EXERCISE INSTRUCTIONS » Every line holding the word "year" counts once. Give the total, nothing more.

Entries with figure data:
--- start ---
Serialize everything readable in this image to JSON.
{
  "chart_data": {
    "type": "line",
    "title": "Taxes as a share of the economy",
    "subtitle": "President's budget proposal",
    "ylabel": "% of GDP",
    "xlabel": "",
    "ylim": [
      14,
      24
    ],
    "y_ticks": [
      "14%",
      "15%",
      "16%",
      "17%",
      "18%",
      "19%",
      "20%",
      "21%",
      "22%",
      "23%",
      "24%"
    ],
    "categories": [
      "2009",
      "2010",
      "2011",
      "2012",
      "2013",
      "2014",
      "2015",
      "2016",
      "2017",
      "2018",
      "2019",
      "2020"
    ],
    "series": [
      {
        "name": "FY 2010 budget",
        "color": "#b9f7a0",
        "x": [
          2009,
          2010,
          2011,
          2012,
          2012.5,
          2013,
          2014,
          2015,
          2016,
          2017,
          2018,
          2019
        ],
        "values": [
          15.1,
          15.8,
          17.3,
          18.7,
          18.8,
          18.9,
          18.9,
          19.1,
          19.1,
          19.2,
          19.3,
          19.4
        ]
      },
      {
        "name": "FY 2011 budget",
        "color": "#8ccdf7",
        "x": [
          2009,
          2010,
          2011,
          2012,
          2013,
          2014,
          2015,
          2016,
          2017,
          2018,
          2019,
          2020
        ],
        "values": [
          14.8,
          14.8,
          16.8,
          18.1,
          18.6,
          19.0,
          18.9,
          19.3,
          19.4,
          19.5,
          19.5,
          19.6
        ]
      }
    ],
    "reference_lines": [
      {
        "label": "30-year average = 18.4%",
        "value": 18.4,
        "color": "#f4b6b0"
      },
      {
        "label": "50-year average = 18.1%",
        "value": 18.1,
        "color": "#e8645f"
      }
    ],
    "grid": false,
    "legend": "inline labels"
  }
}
--- end ---
RESPONSE TO THE TASK » 2